• **SHORT EXERCISE**:
Every line of the data must be copied exactly.

##### DATA FOR PROCESSING

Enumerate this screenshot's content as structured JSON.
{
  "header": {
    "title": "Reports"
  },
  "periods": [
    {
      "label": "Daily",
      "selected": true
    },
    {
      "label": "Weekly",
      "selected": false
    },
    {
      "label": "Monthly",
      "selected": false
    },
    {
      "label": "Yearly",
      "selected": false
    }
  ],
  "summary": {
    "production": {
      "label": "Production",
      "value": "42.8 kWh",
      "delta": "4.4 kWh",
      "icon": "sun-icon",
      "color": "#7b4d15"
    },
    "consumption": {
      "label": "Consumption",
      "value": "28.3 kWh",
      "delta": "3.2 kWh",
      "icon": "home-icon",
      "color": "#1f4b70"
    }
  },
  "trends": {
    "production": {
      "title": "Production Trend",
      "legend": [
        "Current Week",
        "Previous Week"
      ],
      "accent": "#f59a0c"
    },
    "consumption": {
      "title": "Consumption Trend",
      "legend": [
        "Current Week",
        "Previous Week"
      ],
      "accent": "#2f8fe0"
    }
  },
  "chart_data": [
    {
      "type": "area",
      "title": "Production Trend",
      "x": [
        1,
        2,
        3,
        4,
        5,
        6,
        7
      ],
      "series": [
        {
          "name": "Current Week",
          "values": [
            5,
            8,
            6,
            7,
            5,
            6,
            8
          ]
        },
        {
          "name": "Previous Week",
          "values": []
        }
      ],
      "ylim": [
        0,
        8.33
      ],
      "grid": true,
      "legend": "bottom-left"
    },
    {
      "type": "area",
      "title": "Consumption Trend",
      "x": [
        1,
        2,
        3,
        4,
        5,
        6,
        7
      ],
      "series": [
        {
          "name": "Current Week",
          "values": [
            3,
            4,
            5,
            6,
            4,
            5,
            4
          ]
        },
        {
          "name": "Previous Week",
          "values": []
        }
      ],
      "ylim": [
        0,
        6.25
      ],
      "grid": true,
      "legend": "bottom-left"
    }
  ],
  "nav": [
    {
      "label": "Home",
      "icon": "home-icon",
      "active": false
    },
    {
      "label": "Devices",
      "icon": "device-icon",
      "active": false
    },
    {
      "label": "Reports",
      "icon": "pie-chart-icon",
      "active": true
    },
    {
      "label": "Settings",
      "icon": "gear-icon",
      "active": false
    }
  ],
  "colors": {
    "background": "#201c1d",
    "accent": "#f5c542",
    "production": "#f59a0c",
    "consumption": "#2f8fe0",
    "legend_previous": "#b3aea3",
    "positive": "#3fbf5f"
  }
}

##########

• **CORRECT ANSWER**:
Enumerate this screenshot's content as structured JSON.
{
  "header": {
    "title": "Reports"
  },
  "periods": [
    {
      "label": "Daily",
      "selected": true
    },
    {
      "label": "Weekly",
      "selected": false
    },
    {
      "label": "Monthly",
      "selected": false
    },
    {
      "label": "Yearly",
      "selected": false
    }
  ],
  "summary": {
    "production": {
      "label": "Production",
      "value": "42.8 kWh",
      "delta": "4.4 kWh",
      "icon": "sun-icon",
      "color": "#7b4d15"
    },
    "consumption": {
      "label": "Consumption",
      "value": "28.3 kWh",
      "delta": "3.2 kWh",
      "icon": "home-icon",
      "color": "#1f4b70"
    }
  },
  "trends": {
    "production": {
      "title": "Production Trend",
      "legend": [
        "Current Week",
        "Previous Week"
      ],
      "accent": "#f59a0c"
    },
    "consumption": {
      "title": "Consumption Trend",
      "legend": [
        "Current Week",
        "Previous Week"
      ],
      "accent": "#2f8fe0"
    }
  },
  "chart_data": [
    {
      "type": "area",
      "title": "Production Trend",
      "x": [
        1,
        2,
        3,
        4,
        5,
        6,
        7
      ],
      "series": [
        {
          "name": "Current Week",
          "values": [
            5,
            8,
            6,
            7,
            5,
            6,
            8
          ]
        },
        {
          "name": "Previous Week",
          "values": []
        }
      ],
      "ylim": [
        0,
        8.33
      ],
      "grid": true,
      "legend": "bottom-left"
    },
    {
      "type": "area",
      "title": "Consumption Trend",
      "x": [
        1,
        2,
        3,
        4,
        5,
        6,
        7
      ],
      "series": [
        {
          "name": "Current Week",
          "values": [
            3,
            4,
            5,
            6,
            4,
            5,
            4
          ]
        },
        {
          "name": "Previous Week",
          "values": []
        }
      ],
      "ylim": [
        0,
        6.25
      ],
      "grid": true,
      "legend": "bottom-left"
    }
  ],
  "nav": [
    {
      "label": "Home",
      "icon": "home-icon",
      "active": false
    },
    {
      "label": "Devices",
      "icon": "device-icon",
      "active": false
    },
    {
      "label": "Reports",
      "icon": "pie-chart-icon",
      "active": true
    },
    {
      "label": "Settings",
      "icon": "gear-icon",
      "active": false
    }
  ],
  "colors": {
    "background": "#201c1d",
    "accent": "#f5c542",
    "production": "#f59a0c",
    "consumption": "#2f8fe0",
    "legend_previous": "#b3aea3",
    "positive": "#3fbf5f"
  }
}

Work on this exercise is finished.